Problem to work on. Reproduce the records word for word, with nothing left out.

Provided data.
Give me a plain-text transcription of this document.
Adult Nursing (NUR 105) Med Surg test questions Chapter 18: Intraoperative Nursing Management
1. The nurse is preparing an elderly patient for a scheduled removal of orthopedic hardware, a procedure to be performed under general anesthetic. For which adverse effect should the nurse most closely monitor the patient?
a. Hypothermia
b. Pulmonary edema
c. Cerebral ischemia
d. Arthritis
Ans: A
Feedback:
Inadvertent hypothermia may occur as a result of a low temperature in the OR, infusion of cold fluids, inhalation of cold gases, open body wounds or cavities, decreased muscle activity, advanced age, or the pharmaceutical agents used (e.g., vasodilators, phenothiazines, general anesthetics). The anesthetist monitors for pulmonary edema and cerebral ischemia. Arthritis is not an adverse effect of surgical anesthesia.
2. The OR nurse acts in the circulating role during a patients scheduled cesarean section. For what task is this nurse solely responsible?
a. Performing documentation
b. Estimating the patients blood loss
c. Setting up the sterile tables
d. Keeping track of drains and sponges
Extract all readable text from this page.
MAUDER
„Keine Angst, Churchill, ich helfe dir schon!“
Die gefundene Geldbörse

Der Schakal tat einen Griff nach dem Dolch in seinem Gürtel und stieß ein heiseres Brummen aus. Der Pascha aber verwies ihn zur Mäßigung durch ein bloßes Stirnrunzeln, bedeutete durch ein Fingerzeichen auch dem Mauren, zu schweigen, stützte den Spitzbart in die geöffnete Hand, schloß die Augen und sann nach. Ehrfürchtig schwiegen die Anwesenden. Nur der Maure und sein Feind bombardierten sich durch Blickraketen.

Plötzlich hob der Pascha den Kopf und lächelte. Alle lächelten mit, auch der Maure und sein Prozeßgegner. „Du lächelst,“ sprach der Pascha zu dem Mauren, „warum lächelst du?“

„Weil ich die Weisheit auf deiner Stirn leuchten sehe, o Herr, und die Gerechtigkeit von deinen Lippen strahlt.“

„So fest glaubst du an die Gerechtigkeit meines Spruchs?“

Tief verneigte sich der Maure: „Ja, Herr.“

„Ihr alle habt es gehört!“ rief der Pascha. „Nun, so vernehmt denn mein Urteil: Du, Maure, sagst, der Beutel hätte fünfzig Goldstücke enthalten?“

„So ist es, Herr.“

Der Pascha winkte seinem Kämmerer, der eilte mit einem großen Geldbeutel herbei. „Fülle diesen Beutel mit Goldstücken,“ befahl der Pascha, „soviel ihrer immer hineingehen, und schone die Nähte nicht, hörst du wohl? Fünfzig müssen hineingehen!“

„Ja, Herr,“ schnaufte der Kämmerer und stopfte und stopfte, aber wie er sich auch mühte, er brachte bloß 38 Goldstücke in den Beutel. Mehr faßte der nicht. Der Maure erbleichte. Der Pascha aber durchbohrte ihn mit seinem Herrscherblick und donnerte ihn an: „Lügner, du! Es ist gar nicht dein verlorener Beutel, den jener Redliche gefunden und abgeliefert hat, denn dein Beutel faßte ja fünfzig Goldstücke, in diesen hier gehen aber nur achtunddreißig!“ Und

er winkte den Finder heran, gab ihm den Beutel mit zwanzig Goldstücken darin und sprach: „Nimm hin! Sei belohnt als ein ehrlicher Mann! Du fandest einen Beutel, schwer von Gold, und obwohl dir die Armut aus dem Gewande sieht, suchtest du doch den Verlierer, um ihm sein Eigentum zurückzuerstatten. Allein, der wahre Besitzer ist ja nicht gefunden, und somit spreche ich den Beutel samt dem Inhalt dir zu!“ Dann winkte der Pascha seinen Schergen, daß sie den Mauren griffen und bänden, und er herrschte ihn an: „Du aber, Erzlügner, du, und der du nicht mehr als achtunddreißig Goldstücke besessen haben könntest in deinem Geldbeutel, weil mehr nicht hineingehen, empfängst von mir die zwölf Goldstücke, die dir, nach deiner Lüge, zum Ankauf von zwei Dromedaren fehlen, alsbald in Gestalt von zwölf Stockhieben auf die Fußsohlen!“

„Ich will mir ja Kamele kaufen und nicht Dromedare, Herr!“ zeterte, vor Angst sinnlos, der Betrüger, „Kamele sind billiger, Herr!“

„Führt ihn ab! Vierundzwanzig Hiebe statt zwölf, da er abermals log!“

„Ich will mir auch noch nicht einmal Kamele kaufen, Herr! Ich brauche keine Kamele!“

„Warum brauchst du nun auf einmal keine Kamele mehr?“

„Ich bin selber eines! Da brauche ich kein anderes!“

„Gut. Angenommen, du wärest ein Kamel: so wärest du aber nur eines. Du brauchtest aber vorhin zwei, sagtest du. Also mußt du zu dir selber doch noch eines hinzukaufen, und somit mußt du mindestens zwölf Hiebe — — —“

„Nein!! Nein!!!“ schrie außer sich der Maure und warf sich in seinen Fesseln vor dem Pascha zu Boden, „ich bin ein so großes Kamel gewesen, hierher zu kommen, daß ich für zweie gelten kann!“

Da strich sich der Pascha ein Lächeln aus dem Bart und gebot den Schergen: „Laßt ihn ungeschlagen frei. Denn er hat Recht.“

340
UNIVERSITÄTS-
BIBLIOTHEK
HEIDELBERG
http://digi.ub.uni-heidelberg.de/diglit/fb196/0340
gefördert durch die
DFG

Answer below.
Give me a plain-text transcription of this document.
Adult Nursing (NUR 105) Med Surg test questions Chapter 18: Intraoperative Nursing Management
1. The nurse is preparing an elderly patient for a scheduled removal of orthopedic hardware, a procedure to be performed under general anesthetic. For which adverse effect should the nurse most closely monitor the patient?
a. Hypothermia
b. Pulmonary edema
c. Cerebral ischemia
d. Arthritis
Ans: A
Feedback:
Inadvertent hypothermia may occur as a result of a low temperature in the OR, infusion of cold fluids, inhalation of cold gases, open body wounds or cavities, decreased muscle activity, advanced age, or the pharmaceutical agents used (e.g., vasodilators, phenothiazines, general anesthetics). The anesthetist monitors for pulmonary edema and cerebral ischemia. Arthritis is not an adverse effect of surgical anesthesia.
2. The OR nurse acts in the circulating role during a patients scheduled cesarean section. For what task is this nurse solely responsible?
a. Performing documentation
b. Estimating the patients blood loss
c. Setting up the sterile tables
d. Keeping track of drains and sponges
Extract all readable text from this page.
MAUDER
„Keine Angst, Churchill, ich helfe dir schon!“
Die gefundene Geldbörse

Der Schakal tat einen Griff nach dem Dolch in seinem Gürtel und stieß ein heiseres Brummen aus. Der Pascha aber verwies ihn zur Mäßigung durch ein bloßes Stirnrunzeln, bedeutete durch ein Fingerzeichen auch dem Mauren, zu schweigen, stützte den Spitzbart in die geöffnete Hand, schloß die Augen und sann nach. Ehrfürchtig schwiegen die Anwesenden. Nur der Maure und sein Feind bombardierten sich durch Blickraketen.

Plötzlich hob der Pascha den Kopf und lächelte. Alle lächelten mit, auch der Maure und sein Prozeßgegner. „Du lächelst,“ sprach der Pascha zu dem Mauren, „warum lächelst du?“

„Weil ich die Weisheit auf deiner Stirn leuchten sehe, o Herr, und die Gerechtigkeit von deinen Lippen strahlt.“

„So fest glaubst du an die Gerechtigkeit meines Spruchs?“

Tief verneigte sich der Maure: „Ja, Herr.“

„Ihr alle habt es gehört!“ rief der Pascha. „Nun, so vernehmt denn mein Urteil: Du, Maure, sagst, der Beutel hätte fünfzig Goldstücke enthalten?“

„So ist es, Herr.“

Der Pascha winkte seinem Kämmerer, der eilte mit einem großen Geldbeutel herbei. „Fülle diesen Beutel mit Goldstücken,“ befahl der Pascha, „soviel ihrer immer hineingehen, und schone die Nähte nicht, hörst du wohl? Fünfzig müssen hineingehen!“

„Ja, Herr,“ schnaufte der Kämmerer und stopfte und stopfte, aber wie er sich auch mühte, er brachte bloß 38 Goldstücke in den Beutel. Mehr faßte der nicht. Der Maure erbleichte. Der Pascha aber durchbohrte ihn mit seinem Herrscherblick und donnerte ihn an: „Lügner, du! Es ist gar nicht dein verlorener Beutel, den jener Redliche gefunden und abgeliefert hat, denn dein Beutel faßte ja fünfzig Goldstücke, in diesen hier gehen aber nur achtunddreißig!“ Und

er winkte den Finder heran, gab ihm den Beutel mit zwanzig Goldstücken darin und sprach: „Nimm hin! Sei belohnt als ein ehrlicher Mann! Du fandest einen Beutel, schwer von Gold, und obwohl dir die Armut aus dem Gewande sieht, suchtest du doch den Verlierer, um ihm sein Eigentum zurückzuerstatten. Allein, der wahre Besitzer ist ja nicht gefunden, und somit spreche ich den Beutel samt dem Inhalt dir zu!“ Dann winkte der Pascha seinen Schergen, daß sie den Mauren griffen und bänden, und er herrschte ihn an: „Du aber, Erzlügner, du, und der du nicht mehr als achtunddreißig Goldstücke besessen haben könntest in deinem Geldbeutel, weil mehr nicht hineingehen, empfängst von mir die zwölf Goldstücke, die dir, nach deiner Lüge, zum Ankauf von zwei Dromedaren fehlen, alsbald in Gestalt von zwölf Stockhieben auf die Fußsohlen!“

„Ich will mir ja Kamele kaufen und nicht Dromedare, Herr!“ zeterte, vor Angst sinnlos, der Betrüger, „Kamele sind billiger, Herr!“

„Führt ihn ab! Vierundzwanzig Hiebe statt zwölf, da er abermals log!“

„Ich will mir auch noch nicht einmal Kamele kaufen, Herr! Ich brauche keine Kamele!“

„Warum brauchst du nun auf einmal keine Kamele mehr?“

„Ich bin selber eines! Da brauche ich kein anderes!“

„Gut. Angenommen, du wärest ein Kamel: so wärest du aber nur eines. Du brauchtest aber vorhin zwei, sagtest du. Also mußt du zu dir selber doch noch eines hinzukaufen, und somit mußt du mindestens zwölf Hiebe — — —“

„Nein!! Nein!!!“ schrie außer sich der Maure und warf sich in seinen Fesseln vor dem Pascha zu Boden, „ich bin ein so großes Kamel gewesen, hierher zu kommen, daß ich für zweie gelten kann!“

Da strich sich der Pascha ein Lächeln aus dem Bart und gebot den Schergen: „Laßt ihn ungeschlagen frei. Denn er hat Recht.“

340
UNIVERSITÄTS-
BIBLIOTHEK
HEIDELBERG
http://digi.ub.uni-heidelberg.de/diglit/fb196/0340
gefördert durch die
DFG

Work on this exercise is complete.